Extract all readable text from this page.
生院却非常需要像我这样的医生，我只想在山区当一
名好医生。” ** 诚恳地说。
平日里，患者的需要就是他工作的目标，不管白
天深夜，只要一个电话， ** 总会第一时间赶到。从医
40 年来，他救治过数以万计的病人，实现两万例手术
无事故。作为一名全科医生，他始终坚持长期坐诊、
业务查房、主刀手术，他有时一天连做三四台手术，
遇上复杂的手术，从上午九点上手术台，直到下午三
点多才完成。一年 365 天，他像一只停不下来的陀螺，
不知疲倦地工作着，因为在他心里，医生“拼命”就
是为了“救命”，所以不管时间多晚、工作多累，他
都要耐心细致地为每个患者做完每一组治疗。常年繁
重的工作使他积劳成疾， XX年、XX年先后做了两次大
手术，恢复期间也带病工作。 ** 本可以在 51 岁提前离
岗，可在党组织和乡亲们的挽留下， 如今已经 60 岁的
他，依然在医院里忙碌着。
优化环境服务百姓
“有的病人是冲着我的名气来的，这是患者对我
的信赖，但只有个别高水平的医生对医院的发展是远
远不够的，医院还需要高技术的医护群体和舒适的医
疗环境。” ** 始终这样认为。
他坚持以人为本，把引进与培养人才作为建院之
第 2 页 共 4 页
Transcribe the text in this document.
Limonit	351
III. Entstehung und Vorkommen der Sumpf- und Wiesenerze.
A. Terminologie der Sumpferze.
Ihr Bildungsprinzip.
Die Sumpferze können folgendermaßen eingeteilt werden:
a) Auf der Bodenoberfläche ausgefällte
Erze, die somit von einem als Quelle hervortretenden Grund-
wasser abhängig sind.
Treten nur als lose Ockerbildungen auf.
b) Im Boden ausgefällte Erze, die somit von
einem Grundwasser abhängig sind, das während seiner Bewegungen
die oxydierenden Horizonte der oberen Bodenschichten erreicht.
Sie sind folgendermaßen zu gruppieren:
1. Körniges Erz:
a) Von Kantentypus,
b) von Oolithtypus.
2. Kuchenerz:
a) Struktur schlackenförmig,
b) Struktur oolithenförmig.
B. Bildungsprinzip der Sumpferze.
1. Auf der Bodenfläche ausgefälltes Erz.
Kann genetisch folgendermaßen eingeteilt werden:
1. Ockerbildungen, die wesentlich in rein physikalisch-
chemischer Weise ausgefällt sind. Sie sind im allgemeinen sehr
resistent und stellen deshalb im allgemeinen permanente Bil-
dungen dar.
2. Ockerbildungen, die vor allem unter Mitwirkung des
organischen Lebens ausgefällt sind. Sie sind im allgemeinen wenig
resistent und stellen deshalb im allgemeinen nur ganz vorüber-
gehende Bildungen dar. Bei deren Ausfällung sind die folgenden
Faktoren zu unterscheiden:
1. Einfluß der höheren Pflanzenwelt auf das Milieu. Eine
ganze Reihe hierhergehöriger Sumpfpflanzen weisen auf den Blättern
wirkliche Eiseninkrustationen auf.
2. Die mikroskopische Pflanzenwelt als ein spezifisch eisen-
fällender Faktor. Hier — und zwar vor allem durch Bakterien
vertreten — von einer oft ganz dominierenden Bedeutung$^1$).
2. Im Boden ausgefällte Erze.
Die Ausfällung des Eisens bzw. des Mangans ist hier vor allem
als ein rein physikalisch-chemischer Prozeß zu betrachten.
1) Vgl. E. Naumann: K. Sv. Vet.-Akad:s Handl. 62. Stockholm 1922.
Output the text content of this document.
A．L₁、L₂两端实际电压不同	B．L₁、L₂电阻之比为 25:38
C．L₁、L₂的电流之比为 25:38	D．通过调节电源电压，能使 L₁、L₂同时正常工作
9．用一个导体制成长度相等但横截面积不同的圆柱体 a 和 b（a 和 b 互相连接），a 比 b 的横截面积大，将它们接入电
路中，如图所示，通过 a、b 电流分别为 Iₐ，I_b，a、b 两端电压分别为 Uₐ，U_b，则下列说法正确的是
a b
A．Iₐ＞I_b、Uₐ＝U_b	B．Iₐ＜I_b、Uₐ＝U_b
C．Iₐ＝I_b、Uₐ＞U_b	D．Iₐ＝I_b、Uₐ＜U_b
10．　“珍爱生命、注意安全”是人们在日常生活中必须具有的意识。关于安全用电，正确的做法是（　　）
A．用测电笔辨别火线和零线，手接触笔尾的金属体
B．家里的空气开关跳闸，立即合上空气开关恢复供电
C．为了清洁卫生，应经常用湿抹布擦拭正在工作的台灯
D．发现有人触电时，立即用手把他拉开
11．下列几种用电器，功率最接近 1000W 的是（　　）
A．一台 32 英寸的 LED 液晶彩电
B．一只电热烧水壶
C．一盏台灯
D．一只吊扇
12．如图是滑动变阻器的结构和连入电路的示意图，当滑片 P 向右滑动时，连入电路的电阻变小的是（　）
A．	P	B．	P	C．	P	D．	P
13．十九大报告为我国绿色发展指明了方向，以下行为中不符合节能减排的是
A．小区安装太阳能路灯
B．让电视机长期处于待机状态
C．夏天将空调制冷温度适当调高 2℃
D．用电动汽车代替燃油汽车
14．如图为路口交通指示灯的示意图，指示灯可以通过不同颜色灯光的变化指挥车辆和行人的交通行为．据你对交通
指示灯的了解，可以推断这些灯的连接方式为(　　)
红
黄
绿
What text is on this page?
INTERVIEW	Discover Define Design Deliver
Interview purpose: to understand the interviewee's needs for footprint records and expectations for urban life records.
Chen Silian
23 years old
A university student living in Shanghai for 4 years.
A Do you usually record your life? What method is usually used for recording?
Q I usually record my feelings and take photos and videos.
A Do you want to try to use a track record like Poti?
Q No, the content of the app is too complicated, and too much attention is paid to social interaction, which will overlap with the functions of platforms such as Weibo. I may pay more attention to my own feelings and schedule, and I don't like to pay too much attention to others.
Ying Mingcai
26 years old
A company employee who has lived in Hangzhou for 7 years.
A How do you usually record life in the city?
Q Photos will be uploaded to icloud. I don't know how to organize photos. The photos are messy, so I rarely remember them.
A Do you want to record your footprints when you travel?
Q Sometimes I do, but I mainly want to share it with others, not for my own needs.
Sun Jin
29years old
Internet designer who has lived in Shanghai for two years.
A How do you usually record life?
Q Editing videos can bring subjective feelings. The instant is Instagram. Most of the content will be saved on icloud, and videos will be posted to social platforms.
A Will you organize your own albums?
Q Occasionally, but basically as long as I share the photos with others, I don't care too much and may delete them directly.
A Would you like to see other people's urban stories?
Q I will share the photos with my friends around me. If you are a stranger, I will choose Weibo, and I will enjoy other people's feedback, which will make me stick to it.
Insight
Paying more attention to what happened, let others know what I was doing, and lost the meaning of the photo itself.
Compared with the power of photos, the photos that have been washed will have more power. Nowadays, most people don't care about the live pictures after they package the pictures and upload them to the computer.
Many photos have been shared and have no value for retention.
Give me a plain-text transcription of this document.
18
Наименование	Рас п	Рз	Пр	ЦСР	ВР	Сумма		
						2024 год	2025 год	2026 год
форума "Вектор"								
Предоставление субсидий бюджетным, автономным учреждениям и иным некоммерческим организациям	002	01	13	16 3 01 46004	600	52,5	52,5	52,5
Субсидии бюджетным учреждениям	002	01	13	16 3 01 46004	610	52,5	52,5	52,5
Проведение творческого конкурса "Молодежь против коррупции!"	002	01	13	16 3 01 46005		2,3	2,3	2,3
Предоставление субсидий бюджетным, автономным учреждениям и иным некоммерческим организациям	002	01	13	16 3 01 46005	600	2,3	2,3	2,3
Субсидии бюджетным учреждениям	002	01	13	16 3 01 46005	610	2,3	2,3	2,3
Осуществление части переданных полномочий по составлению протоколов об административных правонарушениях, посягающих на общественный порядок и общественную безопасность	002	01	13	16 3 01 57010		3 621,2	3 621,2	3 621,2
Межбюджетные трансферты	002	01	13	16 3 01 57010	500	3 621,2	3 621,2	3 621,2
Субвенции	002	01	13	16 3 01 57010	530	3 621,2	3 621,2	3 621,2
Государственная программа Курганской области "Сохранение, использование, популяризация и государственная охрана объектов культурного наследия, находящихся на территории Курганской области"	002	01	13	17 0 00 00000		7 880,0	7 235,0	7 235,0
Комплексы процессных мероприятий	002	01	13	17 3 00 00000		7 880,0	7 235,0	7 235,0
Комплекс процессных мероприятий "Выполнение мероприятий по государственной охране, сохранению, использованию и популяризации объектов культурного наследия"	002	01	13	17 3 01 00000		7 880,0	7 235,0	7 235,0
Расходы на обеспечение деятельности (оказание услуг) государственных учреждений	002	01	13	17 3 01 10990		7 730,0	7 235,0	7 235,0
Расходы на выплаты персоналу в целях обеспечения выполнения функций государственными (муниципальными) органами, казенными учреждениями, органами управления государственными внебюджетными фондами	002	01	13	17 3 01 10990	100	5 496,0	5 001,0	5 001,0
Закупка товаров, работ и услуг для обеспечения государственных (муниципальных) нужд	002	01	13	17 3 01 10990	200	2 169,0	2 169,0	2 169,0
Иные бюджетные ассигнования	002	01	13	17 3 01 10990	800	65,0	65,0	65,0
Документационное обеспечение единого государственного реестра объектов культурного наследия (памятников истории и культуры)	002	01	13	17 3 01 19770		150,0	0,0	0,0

#### Task
Your answer should be a single number: the count of lines that contain "needs".

#### Exercise answer
2